[Begin]

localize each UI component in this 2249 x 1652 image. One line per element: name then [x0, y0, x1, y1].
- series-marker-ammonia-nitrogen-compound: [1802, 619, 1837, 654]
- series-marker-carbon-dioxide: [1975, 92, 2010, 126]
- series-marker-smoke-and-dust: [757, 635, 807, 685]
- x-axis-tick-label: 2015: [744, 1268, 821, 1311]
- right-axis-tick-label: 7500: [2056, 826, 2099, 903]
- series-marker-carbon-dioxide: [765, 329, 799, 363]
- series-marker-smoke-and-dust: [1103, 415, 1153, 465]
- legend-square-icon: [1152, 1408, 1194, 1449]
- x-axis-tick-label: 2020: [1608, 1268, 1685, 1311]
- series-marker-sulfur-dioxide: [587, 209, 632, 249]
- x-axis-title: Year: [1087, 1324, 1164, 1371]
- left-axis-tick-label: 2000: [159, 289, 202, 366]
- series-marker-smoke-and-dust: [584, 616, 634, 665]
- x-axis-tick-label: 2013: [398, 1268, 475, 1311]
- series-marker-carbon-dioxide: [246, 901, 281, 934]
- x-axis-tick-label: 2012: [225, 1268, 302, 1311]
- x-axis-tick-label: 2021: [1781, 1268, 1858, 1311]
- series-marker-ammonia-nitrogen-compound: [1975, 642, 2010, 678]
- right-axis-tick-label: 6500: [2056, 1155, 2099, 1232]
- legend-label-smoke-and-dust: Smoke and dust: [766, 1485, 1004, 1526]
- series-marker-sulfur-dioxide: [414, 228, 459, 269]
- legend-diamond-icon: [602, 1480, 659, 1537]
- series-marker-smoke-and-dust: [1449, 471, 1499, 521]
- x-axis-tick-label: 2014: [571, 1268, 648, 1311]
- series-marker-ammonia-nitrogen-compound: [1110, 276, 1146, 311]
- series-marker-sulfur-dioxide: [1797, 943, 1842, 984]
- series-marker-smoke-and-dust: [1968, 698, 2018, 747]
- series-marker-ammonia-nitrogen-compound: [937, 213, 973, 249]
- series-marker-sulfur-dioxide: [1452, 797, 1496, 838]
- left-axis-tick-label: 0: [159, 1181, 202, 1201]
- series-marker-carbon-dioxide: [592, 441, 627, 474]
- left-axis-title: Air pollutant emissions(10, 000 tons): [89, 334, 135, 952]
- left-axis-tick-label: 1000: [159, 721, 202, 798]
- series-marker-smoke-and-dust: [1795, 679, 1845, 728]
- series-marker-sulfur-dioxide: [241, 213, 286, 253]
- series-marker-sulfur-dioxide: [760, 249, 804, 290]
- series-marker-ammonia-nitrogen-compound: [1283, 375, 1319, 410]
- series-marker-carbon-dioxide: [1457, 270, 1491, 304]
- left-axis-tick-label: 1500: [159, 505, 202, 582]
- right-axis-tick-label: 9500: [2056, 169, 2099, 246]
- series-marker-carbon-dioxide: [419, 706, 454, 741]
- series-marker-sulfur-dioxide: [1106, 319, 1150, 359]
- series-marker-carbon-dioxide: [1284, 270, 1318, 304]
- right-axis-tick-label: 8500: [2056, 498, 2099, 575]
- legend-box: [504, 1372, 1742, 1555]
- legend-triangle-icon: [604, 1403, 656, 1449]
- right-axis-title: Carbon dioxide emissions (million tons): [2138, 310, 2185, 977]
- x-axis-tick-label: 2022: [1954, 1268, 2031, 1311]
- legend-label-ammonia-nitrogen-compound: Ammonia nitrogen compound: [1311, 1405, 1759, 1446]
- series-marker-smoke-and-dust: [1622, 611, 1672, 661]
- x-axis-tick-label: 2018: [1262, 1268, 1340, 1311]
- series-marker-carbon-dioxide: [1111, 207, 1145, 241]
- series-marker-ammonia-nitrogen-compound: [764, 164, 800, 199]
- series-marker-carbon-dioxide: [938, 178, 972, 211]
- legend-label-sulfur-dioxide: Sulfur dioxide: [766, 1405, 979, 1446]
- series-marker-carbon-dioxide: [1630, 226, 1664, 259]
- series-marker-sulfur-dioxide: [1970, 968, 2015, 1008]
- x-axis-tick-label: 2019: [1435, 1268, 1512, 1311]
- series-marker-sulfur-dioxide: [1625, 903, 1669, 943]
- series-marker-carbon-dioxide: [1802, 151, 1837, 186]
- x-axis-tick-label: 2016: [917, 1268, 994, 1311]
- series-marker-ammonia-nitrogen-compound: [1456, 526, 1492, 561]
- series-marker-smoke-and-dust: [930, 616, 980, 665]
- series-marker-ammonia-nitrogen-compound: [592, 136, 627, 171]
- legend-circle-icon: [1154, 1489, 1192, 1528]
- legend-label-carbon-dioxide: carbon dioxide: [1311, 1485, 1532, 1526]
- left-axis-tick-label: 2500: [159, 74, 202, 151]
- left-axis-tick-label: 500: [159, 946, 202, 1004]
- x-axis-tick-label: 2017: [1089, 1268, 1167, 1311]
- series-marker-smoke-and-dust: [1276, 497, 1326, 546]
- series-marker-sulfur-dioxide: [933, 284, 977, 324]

[End]

*Exercise:*
Please transcribe every line of the records above, character for character, leaving nothing out and changing nothing.

*Expected output:*
localize each UI component in this 2249 x 1652 image. One line per element: name then [x0, y0, x1, y1].
- series-marker-ammonia-nitrogen-compound: [1802, 619, 1837, 654]
- series-marker-carbon-dioxide: [1975, 92, 2010, 126]
- series-marker-smoke-and-dust: [757, 635, 807, 685]
- x-axis-tick-label: 2015: [744, 1268, 821, 1311]
- right-axis-tick-label: 7500: [2056, 826, 2099, 903]
- series-marker-carbon-dioxide: [765, 329, 799, 363]
- series-marker-smoke-and-dust: [1103, 415, 1153, 465]
- legend-square-icon: [1152, 1408, 1194, 1449]
- x-axis-tick-label: 2020: [1608, 1268, 1685, 1311]
- series-marker-sulfur-dioxide: [587, 209, 632, 249]
- x-axis-title: Year: [1087, 1324, 1164, 1371]
- left-axis-tick-label: 2000: [159, 289, 202, 366]
- series-marker-smoke-and-dust: [584, 616, 634, 665]
- x-axis-tick-label: 2013: [398, 1268, 475, 1311]
- series-marker-carbon-dioxide: [246, 901, 281, 934]
- x-axis-tick-label: 2012: [225, 1268, 302, 1311]
- x-axis-tick-label: 2021: [1781, 1268, 1858, 1311]
- series-marker-ammonia-nitrogen-compound: [1975, 642, 2010, 678]
- right-axis-tick-label: 6500: [2056, 1155, 2099, 1232]
- legend-label-smoke-and-dust: Smoke and dust: [766, 1485, 1004, 1526]
- series-marker-sulfur-dioxide: [414, 228, 459, 269]
- legend-diamond-icon: [602, 1480, 659, 1537]
- series-marker-smoke-and-dust: [1449, 471, 1499, 521]
- x-axis-tick-label: 2014: [571, 1268, 648, 1311]
- series-marker-ammonia-nitrogen-compound: [1110, 276, 1146, 311]
- series-marker-sulfur-dioxide: [1797, 943, 1842, 984]
- series-marker-smoke-and-dust: [1968, 698, 2018, 747]
- series-marker-ammonia-nitrogen-compound: [937, 213, 973, 249]
- series-marker-sulfur-dioxide: [1452, 797, 1496, 838]
- left-axis-tick-label: 0: [159, 1181, 202, 1201]
- series-marker-carbon-dioxide: [592, 441, 627, 474]
- left-axis-title: Air pollutant emissions(10, 000 tons): [89, 334, 135, 952]
- left-axis-tick-label: 1000: [159, 721, 202, 798]
- series-marker-smoke-and-dust: [1795, 679, 1845, 728]
- series-marker-sulfur-dioxide: [241, 213, 286, 253]
- series-marker-sulfur-dioxide: [760, 249, 804, 290]
- series-marker-ammonia-nitrogen-compound: [1283, 375, 1319, 410]
- series-marker-carbon-dioxide: [1457, 270, 1491, 304]
- left-axis-tick-label: 1500: [159, 505, 202, 582]
- right-axis-tick-label: 9500: [2056, 169, 2099, 246]
- series-marker-carbon-dioxide: [419, 706, 454, 741]
- series-marker-sulfur-dioxide: [1106, 319, 1150, 359]
- series-marker-carbon-dioxide: [1284, 270, 1318, 304]
- right-axis-tick-label: 8500: [2056, 498, 2099, 575]
- legend-box: [504, 1372, 1742, 1555]
- legend-triangle-icon: [604, 1403, 656, 1449]
- right-axis-title: Carbon dioxide emissions (million tons): [2138, 310, 2185, 977]
- x-axis-tick-label: 2022: [1954, 1268, 2031, 1311]
- legend-label-ammonia-nitrogen-compound: Ammonia nitrogen compound: [1311, 1405, 1759, 1446]
- series-marker-smoke-and-dust: [1622, 611, 1672, 661]
- x-axis-tick-label: 2018: [1262, 1268, 1340, 1311]
- series-marker-carbon-dioxide: [1111, 207, 1145, 241]
- series-marker-ammonia-nitrogen-compound: [764, 164, 800, 199]
- series-marker-carbon-dioxide: [938, 178, 972, 211]
- legend-label-sulfur-dioxide: Sulfur dioxide: [766, 1405, 979, 1446]
- series-marker-carbon-dioxide: [1630, 226, 1664, 259]
- series-marker-sulfur-dioxide: [1970, 968, 2015, 1008]
- x-axis-tick-label: 2019: [1435, 1268, 1512, 1311]
- series-marker-sulfur-dioxide: [1625, 903, 1669, 943]
- series-marker-carbon-dioxide: [1802, 151, 1837, 186]
- x-axis-tick-label: 2016: [917, 1268, 994, 1311]
- series-marker-ammonia-nitrogen-compound: [1456, 526, 1492, 561]
- series-marker-smoke-and-dust: [930, 616, 980, 665]
- series-marker-ammonia-nitrogen-compound: [592, 136, 627, 171]
- legend-circle-icon: [1154, 1489, 1192, 1528]
- legend-label-carbon-dioxide: carbon dioxide: [1311, 1485, 1532, 1526]
- left-axis-tick-label: 2500: [159, 74, 202, 151]
- left-axis-tick-label: 500: [159, 946, 202, 1004]
- x-axis-tick-label: 2017: [1089, 1268, 1167, 1311]
- series-marker-smoke-and-dust: [1276, 497, 1326, 546]
- series-marker-sulfur-dioxide: [933, 284, 977, 324]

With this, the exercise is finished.